◆ Goal:
Transcribe the whole listing without a single picture.

Stored entries:
────────────────
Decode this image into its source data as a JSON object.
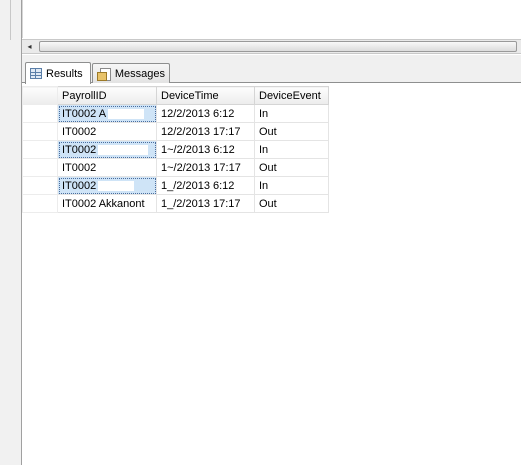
{
  "tabs": [
    {
      "label": "Results",
      "icon": "grid-icon",
      "active": true
    },
    {
      "label": "Messages",
      "icon": "messages-icon",
      "active": false
    }
  ],
  "scrollbar": {
    "left_arrow": "◂"
  },
  "grid": {
    "columns": [
      "PayrollID",
      "DeviceTime",
      "DeviceEvent"
    ],
    "rows": [
      {
        "payroll": "IT0002 A",
        "time": "12/2/2013 6:12",
        "event": "In",
        "selected": true
      },
      {
        "payroll": "IT0002",
        "time": "12/2/2013 17:17",
        "event": "Out",
        "selected": false
      },
      {
        "payroll": "IT0002",
        "time": "1~/2/2013 6:12",
        "event": "In",
        "selected": true
      },
      {
        "payroll": "IT0002",
        "time": "1~/2/2013 17:17",
        "event": "Out",
        "selected": false
      },
      {
        "payroll": "IT0002",
        "time": "1_/2/2013 6:12",
        "event": "In",
        "selected": true
      },
      {
        "payroll": "IT0002 Akkanont",
        "time": "1_/2/2013 17:17",
        "event": "Out",
        "selected": false
      }
    ]
  }
}
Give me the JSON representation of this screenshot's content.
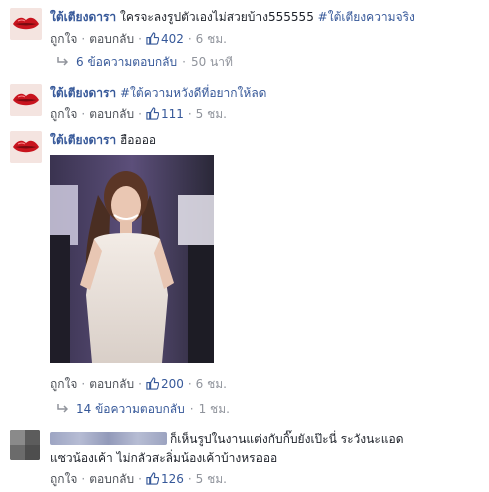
{
  "comments": [
    {
      "author": "ใต้เตียงดารา",
      "text": "ใครจะลงรูปตัวเองไม่สวยบ้าง555555",
      "hashtag": "#ใต้เตียงความจริง",
      "like_label": "ถูกใจ",
      "reply_label": "ตอบกลับ",
      "like_count": "402",
      "time": "6 ชม.",
      "replies": {
        "label": "6 ข้อความตอบกลับ",
        "time": "50 นาที"
      }
    },
    {
      "author": "ใต้เตียงดารา",
      "text": "",
      "hashtag": "#ใต้ความหวังดีที่อยากให้ลด",
      "like_label": "ถูกใจ",
      "reply_label": "ตอบกลับ",
      "like_count": "111",
      "time": "5 ชม."
    },
    {
      "author": "ใต้เตียงดารา",
      "text": "ฮืออออ",
      "like_label": "ถูกใจ",
      "reply_label": "ตอบกลับ",
      "like_count": "200",
      "time": "6 ชม.",
      "replies": {
        "label": "14 ข้อความตอบกลับ",
        "time": "1 ชม."
      }
    },
    {
      "author": "",
      "text_line1": "ก็เห็นรูปในงานแต่งกับกิ๊บยังเป๊ะนี่ ระวังนะแอด",
      "text_line2": "แซวน้องเค้า ไม่กลัวสะลิ่มน้องเค้าบ้างหรอออ",
      "like_label": "ถูกใจ",
      "reply_label": "ตอบกลับ",
      "like_count": "126",
      "time": "5 ชม."
    }
  ],
  "colors": {
    "link": "#365899",
    "meta": "#90949c",
    "text": "#1d2129"
  },
  "icons": {
    "like": "thumbs-up-icon",
    "reply_arrow": "reply-arrow-icon"
  }
}
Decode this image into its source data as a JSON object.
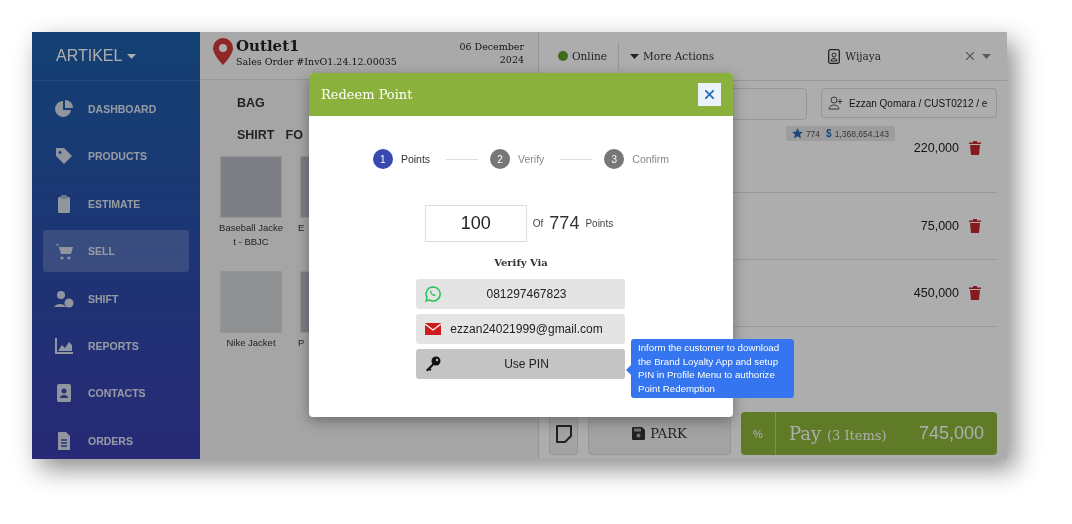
{
  "sidebar": {
    "brand": "ARTIKEL",
    "items": [
      {
        "label": "DASHBOARD",
        "selected": false
      },
      {
        "label": "PRODUCTS",
        "selected": false
      },
      {
        "label": "ESTIMATE",
        "selected": false
      },
      {
        "label": "SELL",
        "selected": true
      },
      {
        "label": "SHIFT",
        "selected": false
      },
      {
        "label": "REPORTS",
        "selected": false
      },
      {
        "label": "CONTACTS",
        "selected": false
      },
      {
        "label": "ORDERS",
        "selected": false
      }
    ]
  },
  "header": {
    "outlet": "Outlet1",
    "order": "Sales Order #InvO1.24.12.00035",
    "date_line_1": "06 December",
    "date_line_2": "2024",
    "status": "Online",
    "online": true,
    "more_actions": "More Actions",
    "user": "Wijaya"
  },
  "categories": [
    {
      "label": "BAG"
    },
    {
      "label": "SHIRT"
    },
    {
      "label": "FO"
    }
  ],
  "products": [
    {
      "name": "Baseball Jacket - BBJC"
    },
    {
      "name": "E"
    },
    {
      "name": "Nike Jacket"
    },
    {
      "name": "P"
    }
  ],
  "customer": {
    "field": "Ezzan Qomara / CUST0212 / e",
    "points": "774",
    "currency": "$",
    "balance": "1,368,654.143"
  },
  "cart": [
    {
      "price": "220,000"
    },
    {
      "price": "75,000"
    },
    {
      "price": "450,000"
    }
  ],
  "footer": {
    "park": "PARK",
    "discount": "%",
    "pay": "Pay",
    "count": "(3 Items)",
    "total": "745,000"
  },
  "modal": {
    "title": "Redeem Point",
    "steps": [
      {
        "number": "1",
        "label": "Points",
        "selected": true
      },
      {
        "number": "2",
        "label": "Verify",
        "selected": false
      },
      {
        "number": "3",
        "label": "Confirm",
        "selected": false
      }
    ],
    "points_value": "100",
    "of": "Of",
    "points_total": "774",
    "points_unit": "Points",
    "verify_heading": "Verify Via",
    "options": [
      {
        "kind": "whatsapp",
        "label": "081297467823",
        "selected": false
      },
      {
        "kind": "email",
        "label": "ezzan24021999@gmail.com",
        "selected": false
      },
      {
        "kind": "pin",
        "label": "Use PIN",
        "selected": true
      }
    ],
    "tooltip": "Inform the customer to download the Brand Loyalty App and setup PIN in Profile Menu to authorize Point Redemption"
  }
}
────────────────
◆ Task response:
Decode this image into its source data as a JSON object.
{
  "tabs": [
    {
      "label": "Results",
      "icon": "grid-icon",
      "active": true
    },
    {
      "label": "Messages",
      "icon": "messages-icon",
      "active": false
    }
  ],
  "scrollbar": {
    "left_arrow": "◂"
  },
  "grid": {
    "columns": [
      "PayrollID",
      "DeviceTime",
      "DeviceEvent"
    ],
    "rows": [
      {
        "payroll": "IT0002 A",
        "time": "12/2/2013 6:12",
        "event": "In",
        "selected": true
      },
      {
        "payroll": "IT0002",
        "time": "12/2/2013 17:17",
        "event": "Out",
        "selected": false
      },
      {
        "payroll": "IT0002",
        "time": "1~/2/2013 6:12",
        "event": "In",
        "selected": true
      },
      {
        "payroll": "IT0002",
        "time": "1~/2/2013 17:17",
        "event": "Out",
        "selected": false
      },
      {
        "payroll": "IT0002",
        "time": "1_/2/2013 6:12",
        "event": "In",
        "selected": true
      },
      {
        "payroll": "IT0002 Akkanont",
        "time": "1_/2/2013 17:17",
        "event": "Out",
        "selected": false
      }
    ]
  }
}
Give me the JSON representation of this screenshot's content.
{
  "comments": [
    {
      "author": "ใต้เตียงดารา",
      "text": "ใครจะลงรูปตัวเองไม่สวยบ้าง555555",
      "hashtag": "#ใต้เตียงความจริง",
      "like_label": "ถูกใจ",
      "reply_label": "ตอบกลับ",
      "like_count": "402",
      "time": "6 ชม.",
      "replies": {
        "label": "6 ข้อความตอบกลับ",
        "time": "50 นาที"
      }
    },
    {
      "author": "ใต้เตียงดารา",
      "text": "",
      "hashtag": "#ใต้ความหวังดีที่อยากให้ลด",
      "like_label": "ถูกใจ",
      "reply_label": "ตอบกลับ",
      "like_count": "111",
      "time": "5 ชม."
    },
    {
      "author": "ใต้เตียงดารา",
      "text": "ฮืออออ",
      "like_label": "ถูกใจ",
      "reply_label": "ตอบกลับ",
      "like_count": "200",
      "time": "6 ชม.",
      "replies": {
        "label": "14 ข้อความตอบกลับ",
        "time": "1 ชม."
      }
    },
    {
      "author": "",
      "text_line1": "ก็เห็นรูปในงานแต่งกับกิ๊บยังเป๊ะนี่ ระวังนะแอด",
      "text_line2": "แซวน้องเค้า ไม่กลัวสะลิ่มน้องเค้าบ้างหรอออ",
      "like_label": "ถูกใจ",
      "reply_label": "ตอบกลับ",
      "like_count": "126",
      "time": "5 ชม."
    }
  ],
  "colors": {
    "link": "#365899",
    "meta": "#90949c",
    "text": "#1d2129"
  },
  "icons": {
    "like": "thumbs-up-icon",
    "reply_arrow": "reply-arrow-icon"
  }
}
Decode this image into its source data as a JSON object.
{
  "sidebar": {
    "brand": "ARTIKEL",
    "items": [
      {
        "label": "DASHBOARD",
        "selected": false
      },
      {
        "label": "PRODUCTS",
        "selected": false
      },
      {
        "label": "ESTIMATE",
        "selected": false
      },
      {
        "label": "SELL",
        "selected": true
      },
      {
        "label": "SHIFT",
        "selected": false
      },
      {
        "label": "REPORTS",
        "selected": false
      },
      {
        "label": "CONTACTS",
        "selected": false
      },
      {
        "label": "ORDERS",
        "selected": false
      }
    ]
  },
  "header": {
    "outlet": "Outlet1",
    "order": "Sales Order #InvO1.24.12.00035",
    "date_line_1": "06 December",
    "date_line_2": "2024",
    "status": "Online",
    "online": true,
    "more_actions": "More Actions",
    "user": "Wijaya"
  },
  "categories": [
    {
      "label": "BAG"
    },
    {
      "label": "SHIRT"
    },
    {
      "label": "FO"
    }
  ],
  "products": [
    {
      "name": "Baseball Jacket - BBJC"
    },
    {
      "name": "E"
    },
    {
      "name": "Nike Jacket"
    },
    {
      "name": "P"
    }
  ],
  "customer": {
    "field": "Ezzan Qomara / CUST0212 / e",
    "points": "774",
    "currency": "$",
    "balance": "1,368,654.143"
  },
  "cart": [
    {
      "price": "220,000"
    },
    {
      "price": "75,000"
    },
    {
      "price": "450,000"
    }
  ],
  "footer": {
    "park": "PARK",
    "discount": "%",
    "pay": "Pay",
    "count": "(3 Items)",
    "total": "745,000"
  },
  "modal": {
    "title": "Redeem Point",
    "steps": [
      {
        "number": "1",
        "label": "Points",
        "selected": true
      },
      {
        "number": "2",
        "label": "Verify",
        "selected": false
      },
      {
        "number": "3",
        "label": "Confirm",
        "selected": false
      }
    ],
    "points_value": "100",
    "of": "Of",
    "points_total": "774",
    "points_unit": "Points",
    "verify_heading": "Verify Via",
    "options": [
      {
        "kind": "whatsapp",
        "label": "081297467823",
        "selected": false
      },
      {
        "kind": "email",
        "label": "ezzan24021999@gmail.com",
        "selected": false
      },
      {
        "kind": "pin",
        "label": "Use PIN",
        "selected": true
      }
    ],
    "tooltip": "Inform the customer to download the Brand Loyalty App and setup PIN in Profile Menu to authorize Point Redemption"
  }
}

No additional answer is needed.